What is expected ▸ An exact copy of the records is required, minus the pictures they hold.

*** Provided entries ***

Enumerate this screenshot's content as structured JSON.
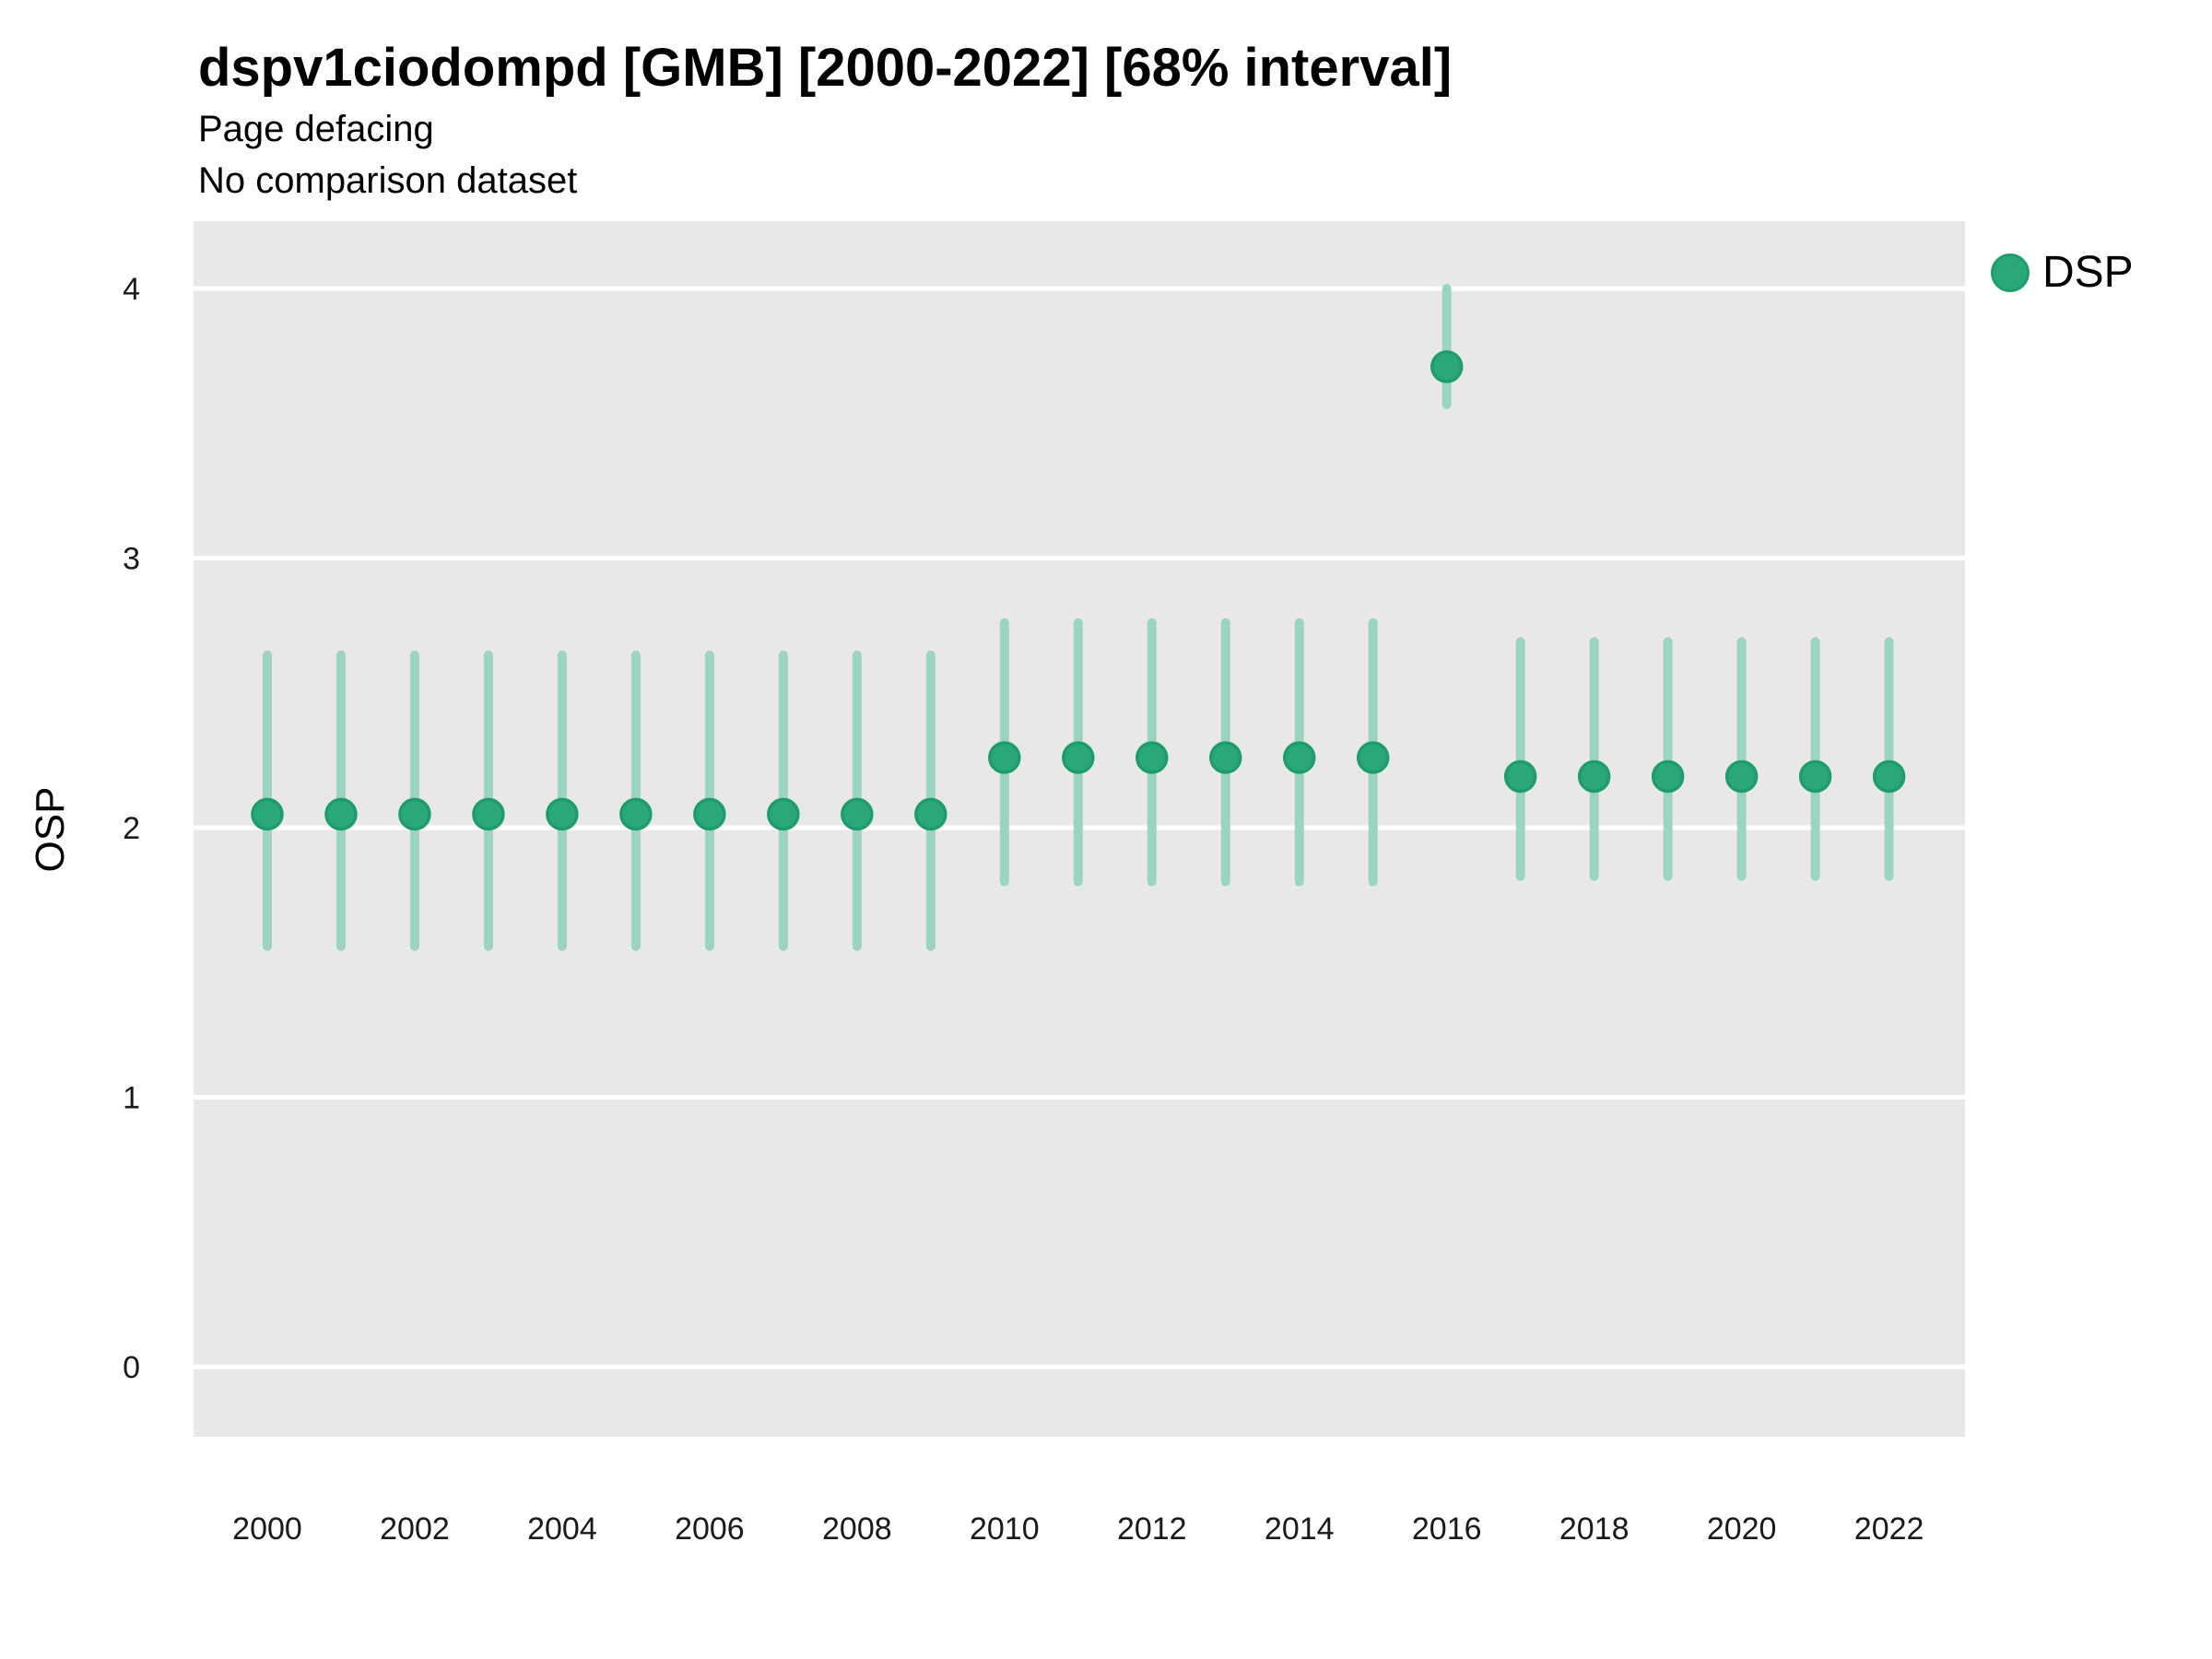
{
  "header": {
    "title": "dspv1ciodompd [GMB] [2000-2022] [68% interval]",
    "subtitle1": "Page defacing",
    "subtitle2": "No comparison dataset"
  },
  "axes": {
    "ylabel": "OSP",
    "x_tick_labels": [
      "2000",
      "2002",
      "2004",
      "2006",
      "2008",
      "2010",
      "2012",
      "2014",
      "2016",
      "2018",
      "2020",
      "2022"
    ],
    "y_tick_labels": [
      "0",
      "1",
      "2",
      "3",
      "4"
    ]
  },
  "legend": {
    "label": "DSP"
  },
  "colors": {
    "point_fill": "#2aa87a",
    "point_stroke": "#1f9c6c",
    "interval": "#9dd4bd",
    "panel_bg": "#e8e8e8",
    "grid": "#ffffff",
    "tick_text": "#1a1a1a"
  },
  "chart_data": {
    "type": "scatter",
    "title": "dspv1ciodompd [GMB] [2000-2022] [68% interval]",
    "subtitle": [
      "Page defacing",
      "No comparison dataset"
    ],
    "xlabel": "",
    "ylabel": "OSP",
    "interval_label": "68% interval",
    "legend_position": "right",
    "grid": "horizontal-only",
    "xlim": [
      1999,
      2023.03
    ],
    "ylim": [
      -0.26,
      4.25
    ],
    "x_ticks": [
      2000,
      2002,
      2004,
      2006,
      2008,
      2010,
      2012,
      2014,
      2016,
      2018,
      2020,
      2022
    ],
    "y_ticks": [
      0,
      1,
      2,
      3,
      4
    ],
    "series": [
      {
        "name": "DSP",
        "points": [
          {
            "x": 2000,
            "y": 2.05,
            "lo": 1.56,
            "hi": 2.64
          },
          {
            "x": 2001,
            "y": 2.05,
            "lo": 1.56,
            "hi": 2.64
          },
          {
            "x": 2002,
            "y": 2.05,
            "lo": 1.56,
            "hi": 2.64
          },
          {
            "x": 2003,
            "y": 2.05,
            "lo": 1.56,
            "hi": 2.64
          },
          {
            "x": 2004,
            "y": 2.05,
            "lo": 1.56,
            "hi": 2.64
          },
          {
            "x": 2005,
            "y": 2.05,
            "lo": 1.56,
            "hi": 2.64
          },
          {
            "x": 2006,
            "y": 2.05,
            "lo": 1.56,
            "hi": 2.64
          },
          {
            "x": 2007,
            "y": 2.05,
            "lo": 1.56,
            "hi": 2.64
          },
          {
            "x": 2008,
            "y": 2.05,
            "lo": 1.56,
            "hi": 2.64
          },
          {
            "x": 2009,
            "y": 2.05,
            "lo": 1.56,
            "hi": 2.64
          },
          {
            "x": 2010,
            "y": 2.26,
            "lo": 1.8,
            "hi": 2.76
          },
          {
            "x": 2011,
            "y": 2.26,
            "lo": 1.8,
            "hi": 2.76
          },
          {
            "x": 2012,
            "y": 2.26,
            "lo": 1.8,
            "hi": 2.76
          },
          {
            "x": 2013,
            "y": 2.26,
            "lo": 1.8,
            "hi": 2.76
          },
          {
            "x": 2014,
            "y": 2.26,
            "lo": 1.8,
            "hi": 2.76
          },
          {
            "x": 2015,
            "y": 2.26,
            "lo": 1.8,
            "hi": 2.76
          },
          {
            "x": 2016,
            "y": 3.71,
            "lo": 3.57,
            "hi": 4.0
          },
          {
            "x": 2017,
            "y": 2.19,
            "lo": 1.82,
            "hi": 2.69
          },
          {
            "x": 2018,
            "y": 2.19,
            "lo": 1.82,
            "hi": 2.69
          },
          {
            "x": 2019,
            "y": 2.19,
            "lo": 1.82,
            "hi": 2.69
          },
          {
            "x": 2020,
            "y": 2.19,
            "lo": 1.82,
            "hi": 2.69
          },
          {
            "x": 2021,
            "y": 2.19,
            "lo": 1.82,
            "hi": 2.69
          },
          {
            "x": 2022,
            "y": 2.19,
            "lo": 1.82,
            "hi": 2.69
          }
        ]
      }
    ]
  }
}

***

Answer to the problem ▸
Enumerate this screenshot's content as structured JSON.
{
  "header": {
    "title": "dspv1ciodompd [GMB] [2000-2022] [68% interval]",
    "subtitle1": "Page defacing",
    "subtitle2": "No comparison dataset"
  },
  "axes": {
    "ylabel": "OSP",
    "x_tick_labels": [
      "2000",
      "2002",
      "2004",
      "2006",
      "2008",
      "2010",
      "2012",
      "2014",
      "2016",
      "2018",
      "2020",
      "2022"
    ],
    "y_tick_labels": [
      "0",
      "1",
      "2",
      "3",
      "4"
    ]
  },
  "legend": {
    "label": "DSP"
  },
  "colors": {
    "point_fill": "#2aa87a",
    "point_stroke": "#1f9c6c",
    "interval": "#9dd4bd",
    "panel_bg": "#e8e8e8",
    "grid": "#ffffff",
    "tick_text": "#1a1a1a"
  },
  "chart_data": {
    "type": "scatter",
    "title": "dspv1ciodompd [GMB] [2000-2022] [68% interval]",
    "subtitle": [
      "Page defacing",
      "No comparison dataset"
    ],
    "xlabel": "",
    "ylabel": "OSP",
    "interval_label": "68% interval",
    "legend_position": "right",
    "grid": "horizontal-only",
    "xlim": [
      1999,
      2023.03
    ],
    "ylim": [
      -0.26,
      4.25
    ],
    "x_ticks": [
      2000,
      2002,
      2004,
      2006,
      2008,
      2010,
      2012,
      2014,
      2016,
      2018,
      2020,
      2022
    ],
    "y_ticks": [
      0,
      1,
      2,
      3,
      4
    ],
    "series": [
      {
        "name": "DSP",
        "points": [
          {
            "x": 2000,
            "y": 2.05,
            "lo": 1.56,
            "hi": 2.64
          },
          {
            "x": 2001,
            "y": 2.05,
            "lo": 1.56,
            "hi": 2.64
          },
          {
            "x": 2002,
            "y": 2.05,
            "lo": 1.56,
            "hi": 2.64
          },
          {
            "x": 2003,
            "y": 2.05,
            "lo": 1.56,
            "hi": 2.64
          },
          {
            "x": 2004,
            "y": 2.05,
            "lo": 1.56,
            "hi": 2.64
          },
          {
            "x": 2005,
            "y": 2.05,
            "lo": 1.56,
            "hi": 2.64
          },
          {
            "x": 2006,
            "y": 2.05,
            "lo": 1.56,
            "hi": 2.64
          },
          {
            "x": 2007,
            "y": 2.05,
            "lo": 1.56,
            "hi": 2.64
          },
          {
            "x": 2008,
            "y": 2.05,
            "lo": 1.56,
            "hi": 2.64
          },
          {
            "x": 2009,
            "y": 2.05,
            "lo": 1.56,
            "hi": 2.64
          },
          {
            "x": 2010,
            "y": 2.26,
            "lo": 1.8,
            "hi": 2.76
          },
          {
            "x": 2011,
            "y": 2.26,
            "lo": 1.8,
            "hi": 2.76
          },
          {
            "x": 2012,
            "y": 2.26,
            "lo": 1.8,
            "hi": 2.76
          },
          {
            "x": 2013,
            "y": 2.26,
            "lo": 1.8,
            "hi": 2.76
          },
          {
            "x": 2014,
            "y": 2.26,
            "lo": 1.8,
            "hi": 2.76
          },
          {
            "x": 2015,
            "y": 2.26,
            "lo": 1.8,
            "hi": 2.76
          },
          {
            "x": 2016,
            "y": 3.71,
            "lo": 3.57,
            "hi": 4.0
          },
          {
            "x": 2017,
            "y": 2.19,
            "lo": 1.82,
            "hi": 2.69
          },
          {
            "x": 2018,
            "y": 2.19,
            "lo": 1.82,
            "hi": 2.69
          },
          {
            "x": 2019,
            "y": 2.19,
            "lo": 1.82,
            "hi": 2.69
          },
          {
            "x": 2020,
            "y": 2.19,
            "lo": 1.82,
            "hi": 2.69
          },
          {
            "x": 2021,
            "y": 2.19,
            "lo": 1.82,
            "hi": 2.69
          },
          {
            "x": 2022,
            "y": 2.19,
            "lo": 1.82,
            "hi": 2.69
          }
        ]
      }
    ]
  }
}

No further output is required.